◆ **Exercise instructions**: Repeat exactly each line of the data provided below.

....

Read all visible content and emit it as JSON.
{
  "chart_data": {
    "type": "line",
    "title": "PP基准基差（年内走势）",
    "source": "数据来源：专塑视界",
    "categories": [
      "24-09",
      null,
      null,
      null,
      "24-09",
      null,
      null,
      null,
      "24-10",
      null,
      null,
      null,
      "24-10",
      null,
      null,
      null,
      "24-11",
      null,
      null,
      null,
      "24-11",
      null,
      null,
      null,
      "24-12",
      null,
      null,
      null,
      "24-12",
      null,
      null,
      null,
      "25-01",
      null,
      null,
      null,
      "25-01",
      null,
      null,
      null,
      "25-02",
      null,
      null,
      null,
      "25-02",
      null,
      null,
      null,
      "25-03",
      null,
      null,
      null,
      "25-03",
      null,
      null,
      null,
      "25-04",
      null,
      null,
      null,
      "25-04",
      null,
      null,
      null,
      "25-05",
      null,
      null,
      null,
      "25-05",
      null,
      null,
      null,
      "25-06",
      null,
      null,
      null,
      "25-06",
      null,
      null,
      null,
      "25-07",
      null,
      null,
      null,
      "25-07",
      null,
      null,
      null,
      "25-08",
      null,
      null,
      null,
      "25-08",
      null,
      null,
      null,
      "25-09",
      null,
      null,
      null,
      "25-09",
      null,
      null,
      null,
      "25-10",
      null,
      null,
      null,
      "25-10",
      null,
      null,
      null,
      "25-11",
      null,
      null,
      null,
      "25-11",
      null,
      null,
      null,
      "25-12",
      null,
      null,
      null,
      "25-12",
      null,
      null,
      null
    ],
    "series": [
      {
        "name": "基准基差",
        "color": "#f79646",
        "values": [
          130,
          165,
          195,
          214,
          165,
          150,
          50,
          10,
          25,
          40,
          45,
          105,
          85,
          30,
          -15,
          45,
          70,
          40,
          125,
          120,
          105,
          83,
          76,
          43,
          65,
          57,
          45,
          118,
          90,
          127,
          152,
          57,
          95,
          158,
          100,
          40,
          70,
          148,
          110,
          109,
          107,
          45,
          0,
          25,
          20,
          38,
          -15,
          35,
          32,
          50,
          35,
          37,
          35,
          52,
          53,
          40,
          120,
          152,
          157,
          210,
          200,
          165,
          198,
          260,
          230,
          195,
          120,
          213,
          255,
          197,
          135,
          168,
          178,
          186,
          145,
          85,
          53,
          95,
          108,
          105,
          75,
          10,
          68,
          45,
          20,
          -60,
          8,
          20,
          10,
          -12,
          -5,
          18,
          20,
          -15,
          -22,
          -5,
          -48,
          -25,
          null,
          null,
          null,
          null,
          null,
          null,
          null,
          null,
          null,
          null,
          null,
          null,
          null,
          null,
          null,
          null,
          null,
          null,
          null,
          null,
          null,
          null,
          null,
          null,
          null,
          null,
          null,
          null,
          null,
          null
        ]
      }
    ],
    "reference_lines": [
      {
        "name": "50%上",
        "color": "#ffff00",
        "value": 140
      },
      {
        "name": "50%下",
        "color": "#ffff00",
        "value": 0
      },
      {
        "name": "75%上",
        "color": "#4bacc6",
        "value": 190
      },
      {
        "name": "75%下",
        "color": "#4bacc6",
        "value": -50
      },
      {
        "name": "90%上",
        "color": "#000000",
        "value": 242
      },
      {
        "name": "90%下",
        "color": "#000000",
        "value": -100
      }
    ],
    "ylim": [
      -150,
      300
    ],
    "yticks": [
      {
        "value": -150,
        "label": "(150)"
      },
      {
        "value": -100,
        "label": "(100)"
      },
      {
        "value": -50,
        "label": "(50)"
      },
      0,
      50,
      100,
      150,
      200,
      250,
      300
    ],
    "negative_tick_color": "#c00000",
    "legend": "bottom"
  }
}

....

◆ **Task output**:
Read all visible content and emit it as JSON.
{
  "chart_data": {
    "type": "line",
    "title": "PP基准基差（年内走势）",
    "source": "数据来源：专塑视界",
    "categories": [
      "24-09",
      null,
      null,
      null,
      "24-09",
      null,
      null,
      null,
      "24-10",
      null,
      null,
      null,
      "24-10",
      null,
      null,
      null,
      "24-11",
      null,
      null,
      null,
      "24-11",
      null,
      null,
      null,
      "24-12",
      null,
      null,
      null,
      "24-12",
      null,
      null,
      null,
      "25-01",
      null,
      null,
      null,
      "25-01",
      null,
      null,
      null,
      "25-02",
      null,
      null,
      null,
      "25-02",
      null,
      null,
      null,
      "25-03",
      null,
      null,
      null,
      "25-03",
      null,
      null,
      null,
      "25-04",
      null,
      null,
      null,
      "25-04",
      null,
      null,
      null,
      "25-05",
      null,
      null,
      null,
      "25-05",
      null,
      null,
      null,
      "25-06",
      null,
      null,
      null,
      "25-06",
      null,
      null,
      null,
      "25-07",
      null,
      null,
      null,
      "25-07",
      null,
      null,
      null,
      "25-08",
      null,
      null,
      null,
      "25-08",
      null,
      null,
      null,
      "25-09",
      null,
      null,
      null,
      "25-09",
      null,
      null,
      null,
      "25-10",
      null,
      null,
      null,
      "25-10",
      null,
      null,
      null,
      "25-11",
      null,
      null,
      null,
      "25-11",
      null,
      null,
      null,
      "25-12",
      null,
      null,
      null,
      "25-12",
      null,
      null,
      null
    ],
    "series": [
      {
        "name": "基准基差",
        "color": "#f79646",
        "values": [
          130,
          165,
          195,
          214,
          165,
          150,
          50,
          10,
          25,
          40,
          45,
          105,
          85,
          30,
          -15,
          45,
          70,
          40,
          125,
          120,
          105,
          83,
          76,
          43,
          65,
          57,
          45,
          118,
          90,
          127,
          152,
          57,
          95,
          158,
          100,
          40,
          70,
          148,
          110,
          109,
          107,
          45,
          0,
          25,
          20,
          38,
          -15,
          35,
          32,
          50,
          35,
          37,
          35,
          52,
          53,
          40,
          120,
          152,
          157,
          210,
          200,
          165,
          198,
          260,
          230,
          195,
          120,
          213,
          255,
          197,
          135,
          168,
          178,
          186,
          145,
          85,
          53,
          95,
          108,
          105,
          75,
          10,
          68,
          45,
          20,
          -60,
          8,
          20,
          10,
          -12,
          -5,
          18,
          20,
          -15,
          -22,
          -5,
          -48,
          -25,
          null,
          null,
          null,
          null,
          null,
          null,
          null,
          null,
          null,
          null,
          null,
          null,
          null,
          null,
          null,
          null,
          null,
          null,
          null,
          null,
          null,
          null,
          null,
          null,
          null,
          null,
          null,
          null,
          null,
          null
        ]
      }
    ],
    "reference_lines": [
      {
        "name": "50%上",
        "color": "#ffff00",
        "value": 140
      },
      {
        "name": "50%下",
        "color": "#ffff00",
        "value": 0
      },
      {
        "name": "75%上",
        "color": "#4bacc6",
        "value": 190
      },
      {
        "name": "75%下",
        "color": "#4bacc6",
        "value": -50
      },
      {
        "name": "90%上",
        "color": "#000000",
        "value": 242
      },
      {
        "name": "90%下",
        "color": "#000000",
        "value": -100
      }
    ],
    "ylim": [
      -150,
      300
    ],
    "yticks": [
      {
        "value": -150,
        "label": "(150)"
      },
      {
        "value": -100,
        "label": "(100)"
      },
      {
        "value": -50,
        "label": "(50)"
      },
      0,
      50,
      100,
      150,
      200,
      250,
      300
    ],
    "negative_tick_color": "#c00000",
    "legend": "bottom"
  }
}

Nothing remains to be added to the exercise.